:: DOCUMENT TEXT ::

---------------

Open MichaelKim0407 opened this issue 4 years ago • 32 comments

When building different images with different dockerfiles in the same context, the wrong dockerfile will be used (probably due to caching problems).

I created a minimal reproduction here. Please see README in that repo.

MichaelKim0407 avatar Feb 19 '20 01:02 MichaelKim0407

Interesting. Buildkit uses same method as rsync, based on file metadata, for file transfers. Because you do fast git clone in your test script the files (often) have the same timestamp (with the rest of the metadata) that is causing this.

Eg. you can change your test script to

#!/bin/bash

rm -rf .test
git clone .git .test
cd .test

mkdir foo
rsync a/Dockerfile foo/
rsync b/Dockerfile foo/
cat foo/Dockerfile

for the same behavior.

Need to think about this.

tonistiigi avatar Feb 19 '20 06:02 tonistiigi

Thanks for the explanation. So essentially, the underlying copying method BuildKit is using (i.e. rsync) thinks they are the same file because it only checked for timestamp and file size?

For context, git clone is a realistic scenario because I discovered this problem in CI builds.

In this case I think it's fair to ask why BuildKit is trying to copy apparently different files into the same destination?

I played around the test script a little bit, and it seems that if I change the build path to an absolute path (/path/to/.test/ instead of .), the error will go away. But if I change both commands to use absolute paths, the error reappears.

I have no idea of BuildKit's implementation, but it makes me speculate:

  • BuildKit is rsyncing the dockerfile and ignore file into a temporary folder before building
  • The path of the temporary folder is deterministic, so subsequent builds can reuse assets
  • The path calculation takes the literal value of build path into consideration

If my speculations are true, I would make the following suggestions:

  • This has nothing to do with the bug itself, but wouldn't it make sense to always calculate the temporary path from absolute paths?
  • When rsyncing the dockerfile and ignore file, check absolute_path(--file) instead, because if the value is different, we know for sure they are different files, and rsyncing them into the same destination doesn't make sense.

---------------

:: DATASET ENTRIES ::

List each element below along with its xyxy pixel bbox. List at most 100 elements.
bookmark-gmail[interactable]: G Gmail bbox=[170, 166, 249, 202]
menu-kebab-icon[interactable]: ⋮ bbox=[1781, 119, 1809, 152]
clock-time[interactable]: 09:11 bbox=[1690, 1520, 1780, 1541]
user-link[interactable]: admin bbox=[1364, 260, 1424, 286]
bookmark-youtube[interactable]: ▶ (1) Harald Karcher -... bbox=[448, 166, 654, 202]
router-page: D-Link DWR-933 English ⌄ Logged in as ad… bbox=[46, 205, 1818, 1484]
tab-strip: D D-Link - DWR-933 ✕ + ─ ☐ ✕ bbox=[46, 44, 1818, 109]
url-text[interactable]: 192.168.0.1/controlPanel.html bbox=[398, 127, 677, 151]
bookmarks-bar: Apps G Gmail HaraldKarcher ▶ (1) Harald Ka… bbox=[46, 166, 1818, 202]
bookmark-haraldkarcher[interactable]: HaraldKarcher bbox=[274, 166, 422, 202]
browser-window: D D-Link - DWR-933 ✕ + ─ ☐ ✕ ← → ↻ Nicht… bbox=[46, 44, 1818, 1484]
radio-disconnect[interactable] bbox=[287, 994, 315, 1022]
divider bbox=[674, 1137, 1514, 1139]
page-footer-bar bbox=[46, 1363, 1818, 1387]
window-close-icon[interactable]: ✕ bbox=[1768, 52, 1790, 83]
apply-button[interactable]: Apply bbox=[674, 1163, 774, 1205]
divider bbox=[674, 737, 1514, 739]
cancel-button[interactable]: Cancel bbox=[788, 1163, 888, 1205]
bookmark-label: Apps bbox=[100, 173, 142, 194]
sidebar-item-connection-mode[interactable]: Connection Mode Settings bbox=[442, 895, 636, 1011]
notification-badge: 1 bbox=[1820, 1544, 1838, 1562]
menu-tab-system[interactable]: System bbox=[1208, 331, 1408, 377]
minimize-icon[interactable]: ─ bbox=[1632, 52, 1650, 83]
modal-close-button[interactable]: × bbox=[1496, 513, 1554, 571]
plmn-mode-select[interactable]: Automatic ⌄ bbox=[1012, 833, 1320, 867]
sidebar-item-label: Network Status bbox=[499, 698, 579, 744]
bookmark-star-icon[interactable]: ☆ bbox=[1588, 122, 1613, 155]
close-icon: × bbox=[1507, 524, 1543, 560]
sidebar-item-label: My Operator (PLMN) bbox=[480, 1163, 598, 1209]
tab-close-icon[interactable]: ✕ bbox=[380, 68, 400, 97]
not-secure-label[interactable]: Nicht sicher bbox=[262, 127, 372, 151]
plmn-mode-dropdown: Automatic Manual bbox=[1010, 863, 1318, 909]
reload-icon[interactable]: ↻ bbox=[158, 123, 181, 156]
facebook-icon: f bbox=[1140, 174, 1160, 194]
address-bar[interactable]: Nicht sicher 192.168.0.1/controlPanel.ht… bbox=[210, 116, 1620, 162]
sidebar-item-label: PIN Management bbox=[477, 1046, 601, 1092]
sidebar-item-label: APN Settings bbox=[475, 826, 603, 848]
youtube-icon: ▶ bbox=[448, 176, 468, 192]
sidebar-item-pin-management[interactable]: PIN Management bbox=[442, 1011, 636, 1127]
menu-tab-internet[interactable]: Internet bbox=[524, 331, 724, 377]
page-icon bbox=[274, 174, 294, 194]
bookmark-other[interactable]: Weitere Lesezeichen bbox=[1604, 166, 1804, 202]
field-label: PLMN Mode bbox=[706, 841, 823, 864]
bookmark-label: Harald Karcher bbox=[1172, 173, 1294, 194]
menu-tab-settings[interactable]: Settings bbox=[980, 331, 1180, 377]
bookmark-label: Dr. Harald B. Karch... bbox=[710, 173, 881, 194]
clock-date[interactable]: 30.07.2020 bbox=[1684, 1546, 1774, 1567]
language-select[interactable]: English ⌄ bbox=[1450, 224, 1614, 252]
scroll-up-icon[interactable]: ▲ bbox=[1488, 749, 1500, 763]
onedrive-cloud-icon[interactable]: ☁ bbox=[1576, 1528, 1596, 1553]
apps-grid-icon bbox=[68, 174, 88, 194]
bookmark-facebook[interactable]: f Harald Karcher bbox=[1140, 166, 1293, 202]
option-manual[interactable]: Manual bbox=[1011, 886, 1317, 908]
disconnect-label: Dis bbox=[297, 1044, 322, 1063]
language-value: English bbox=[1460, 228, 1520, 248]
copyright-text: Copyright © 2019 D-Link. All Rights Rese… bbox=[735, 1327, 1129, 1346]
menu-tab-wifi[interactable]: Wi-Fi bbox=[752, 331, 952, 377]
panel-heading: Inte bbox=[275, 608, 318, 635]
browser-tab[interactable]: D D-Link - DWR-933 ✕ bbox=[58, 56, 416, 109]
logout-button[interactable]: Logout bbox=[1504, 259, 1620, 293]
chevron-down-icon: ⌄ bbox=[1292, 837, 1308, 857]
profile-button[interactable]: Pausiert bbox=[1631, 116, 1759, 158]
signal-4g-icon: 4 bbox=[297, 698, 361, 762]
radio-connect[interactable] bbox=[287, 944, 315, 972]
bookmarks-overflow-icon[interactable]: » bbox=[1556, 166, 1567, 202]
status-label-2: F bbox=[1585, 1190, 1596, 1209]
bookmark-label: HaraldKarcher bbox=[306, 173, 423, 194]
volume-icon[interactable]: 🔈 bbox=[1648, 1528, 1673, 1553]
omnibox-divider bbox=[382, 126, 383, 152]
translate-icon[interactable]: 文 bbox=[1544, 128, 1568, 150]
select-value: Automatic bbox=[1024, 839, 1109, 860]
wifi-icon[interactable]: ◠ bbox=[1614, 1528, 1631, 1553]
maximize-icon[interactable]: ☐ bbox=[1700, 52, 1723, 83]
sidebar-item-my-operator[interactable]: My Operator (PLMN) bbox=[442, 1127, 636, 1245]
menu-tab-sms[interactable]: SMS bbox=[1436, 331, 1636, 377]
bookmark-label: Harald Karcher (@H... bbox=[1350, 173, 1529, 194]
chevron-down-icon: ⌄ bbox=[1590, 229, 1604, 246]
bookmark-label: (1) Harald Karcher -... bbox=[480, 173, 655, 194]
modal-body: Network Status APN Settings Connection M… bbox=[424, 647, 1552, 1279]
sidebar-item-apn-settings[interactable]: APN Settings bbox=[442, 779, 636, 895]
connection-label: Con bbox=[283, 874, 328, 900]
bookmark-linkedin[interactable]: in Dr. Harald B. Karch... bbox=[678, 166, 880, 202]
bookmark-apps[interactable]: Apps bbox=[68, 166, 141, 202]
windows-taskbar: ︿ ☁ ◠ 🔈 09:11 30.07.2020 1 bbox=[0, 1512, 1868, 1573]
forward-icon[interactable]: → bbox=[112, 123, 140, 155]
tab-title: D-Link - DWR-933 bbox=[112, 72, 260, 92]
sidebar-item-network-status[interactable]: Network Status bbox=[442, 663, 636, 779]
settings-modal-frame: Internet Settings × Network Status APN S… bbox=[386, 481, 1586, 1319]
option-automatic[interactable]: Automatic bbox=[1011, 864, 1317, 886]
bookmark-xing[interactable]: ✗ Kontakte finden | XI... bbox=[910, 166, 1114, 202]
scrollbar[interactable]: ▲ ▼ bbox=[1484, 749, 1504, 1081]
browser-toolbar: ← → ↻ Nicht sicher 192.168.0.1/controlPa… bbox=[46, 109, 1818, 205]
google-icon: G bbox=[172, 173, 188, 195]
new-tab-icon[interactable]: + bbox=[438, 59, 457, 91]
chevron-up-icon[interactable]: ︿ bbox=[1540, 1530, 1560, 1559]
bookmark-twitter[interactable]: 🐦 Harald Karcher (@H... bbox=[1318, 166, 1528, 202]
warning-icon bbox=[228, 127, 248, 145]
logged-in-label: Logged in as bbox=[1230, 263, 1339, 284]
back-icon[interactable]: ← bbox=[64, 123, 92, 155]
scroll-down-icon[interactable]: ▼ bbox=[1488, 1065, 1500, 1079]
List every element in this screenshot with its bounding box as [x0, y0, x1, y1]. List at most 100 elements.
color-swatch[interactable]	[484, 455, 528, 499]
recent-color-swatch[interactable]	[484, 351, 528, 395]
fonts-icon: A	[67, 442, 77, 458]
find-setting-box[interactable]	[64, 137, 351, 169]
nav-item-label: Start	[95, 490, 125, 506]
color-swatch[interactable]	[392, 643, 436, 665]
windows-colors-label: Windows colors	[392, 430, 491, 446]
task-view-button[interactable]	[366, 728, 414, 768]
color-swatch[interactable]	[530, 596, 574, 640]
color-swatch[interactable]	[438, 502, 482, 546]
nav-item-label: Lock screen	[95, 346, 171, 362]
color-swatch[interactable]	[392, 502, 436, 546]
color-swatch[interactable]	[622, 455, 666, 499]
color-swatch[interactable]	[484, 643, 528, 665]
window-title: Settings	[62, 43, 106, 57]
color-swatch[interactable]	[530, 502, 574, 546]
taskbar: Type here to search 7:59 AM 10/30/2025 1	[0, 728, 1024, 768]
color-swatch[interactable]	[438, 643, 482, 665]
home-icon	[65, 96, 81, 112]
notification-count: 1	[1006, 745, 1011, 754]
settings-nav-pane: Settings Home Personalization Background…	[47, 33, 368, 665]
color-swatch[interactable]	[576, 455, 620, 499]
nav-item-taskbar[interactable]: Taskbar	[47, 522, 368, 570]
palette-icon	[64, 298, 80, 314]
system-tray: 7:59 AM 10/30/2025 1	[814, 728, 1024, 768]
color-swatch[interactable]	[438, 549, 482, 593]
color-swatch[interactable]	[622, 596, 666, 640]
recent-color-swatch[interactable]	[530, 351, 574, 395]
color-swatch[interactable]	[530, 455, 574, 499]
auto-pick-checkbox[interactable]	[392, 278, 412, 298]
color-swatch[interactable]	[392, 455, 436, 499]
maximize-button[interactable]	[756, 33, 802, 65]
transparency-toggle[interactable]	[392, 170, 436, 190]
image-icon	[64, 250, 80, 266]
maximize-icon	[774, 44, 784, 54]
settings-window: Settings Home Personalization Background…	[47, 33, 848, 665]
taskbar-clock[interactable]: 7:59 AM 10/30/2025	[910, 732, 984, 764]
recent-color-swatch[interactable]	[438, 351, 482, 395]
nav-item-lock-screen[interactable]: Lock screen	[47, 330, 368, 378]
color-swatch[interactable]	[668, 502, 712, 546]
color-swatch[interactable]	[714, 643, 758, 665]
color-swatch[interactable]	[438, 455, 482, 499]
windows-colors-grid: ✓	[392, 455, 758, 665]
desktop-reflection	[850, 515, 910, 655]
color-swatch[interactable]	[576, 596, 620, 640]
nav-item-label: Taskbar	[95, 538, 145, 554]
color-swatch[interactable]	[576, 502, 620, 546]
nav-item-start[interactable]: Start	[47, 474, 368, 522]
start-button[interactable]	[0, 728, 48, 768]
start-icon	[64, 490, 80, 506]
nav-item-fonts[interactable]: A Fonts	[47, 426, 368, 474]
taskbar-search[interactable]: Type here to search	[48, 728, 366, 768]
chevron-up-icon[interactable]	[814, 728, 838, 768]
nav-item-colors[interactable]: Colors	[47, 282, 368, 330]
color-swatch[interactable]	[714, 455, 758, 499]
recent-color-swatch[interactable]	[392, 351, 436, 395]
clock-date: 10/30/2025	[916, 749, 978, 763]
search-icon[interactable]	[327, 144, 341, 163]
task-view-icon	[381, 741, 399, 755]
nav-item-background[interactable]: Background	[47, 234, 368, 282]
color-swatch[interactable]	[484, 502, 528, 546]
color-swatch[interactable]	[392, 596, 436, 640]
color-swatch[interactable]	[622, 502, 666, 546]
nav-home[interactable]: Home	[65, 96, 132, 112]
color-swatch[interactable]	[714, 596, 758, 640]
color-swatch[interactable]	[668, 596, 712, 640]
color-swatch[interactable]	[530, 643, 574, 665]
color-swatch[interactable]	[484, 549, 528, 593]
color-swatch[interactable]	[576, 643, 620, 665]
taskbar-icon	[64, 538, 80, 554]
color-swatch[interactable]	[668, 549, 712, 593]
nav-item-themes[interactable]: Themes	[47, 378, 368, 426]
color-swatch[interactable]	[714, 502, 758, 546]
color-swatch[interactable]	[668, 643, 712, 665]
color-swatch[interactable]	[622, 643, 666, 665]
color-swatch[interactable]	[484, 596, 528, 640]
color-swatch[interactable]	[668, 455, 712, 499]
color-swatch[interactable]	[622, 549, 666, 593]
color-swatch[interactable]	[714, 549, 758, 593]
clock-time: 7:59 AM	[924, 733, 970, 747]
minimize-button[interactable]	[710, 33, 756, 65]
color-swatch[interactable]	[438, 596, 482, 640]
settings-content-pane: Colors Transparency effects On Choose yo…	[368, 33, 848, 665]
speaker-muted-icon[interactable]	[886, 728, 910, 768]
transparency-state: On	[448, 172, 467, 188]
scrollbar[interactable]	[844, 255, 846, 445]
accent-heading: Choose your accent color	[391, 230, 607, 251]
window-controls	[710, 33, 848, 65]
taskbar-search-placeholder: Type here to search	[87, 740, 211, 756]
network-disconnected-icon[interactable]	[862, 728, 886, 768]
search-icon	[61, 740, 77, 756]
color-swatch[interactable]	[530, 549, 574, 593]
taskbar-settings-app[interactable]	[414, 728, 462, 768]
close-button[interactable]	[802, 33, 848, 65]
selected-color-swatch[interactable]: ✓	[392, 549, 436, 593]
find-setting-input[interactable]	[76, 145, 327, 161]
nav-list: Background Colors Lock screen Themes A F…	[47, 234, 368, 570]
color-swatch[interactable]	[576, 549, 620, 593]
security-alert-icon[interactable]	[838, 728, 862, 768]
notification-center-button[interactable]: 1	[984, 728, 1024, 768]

---------------

:: TASKS ::
1 > According to the issue thread, in what kind of builds was the problem first discovered?
2 > Rewrite the part of the issue thread starting at "Thanks for the" and ending at "and file size?", replacing "timestamp" with "modification time".

:: SOLUTIONS PER TASK ::
1 > In CI builds.

2 >
Thanks for the explanation. So essentially, the underlying copying method BuildKit is using (i.e. rsync) thinks they are the same file because it only checked for modification time and file size?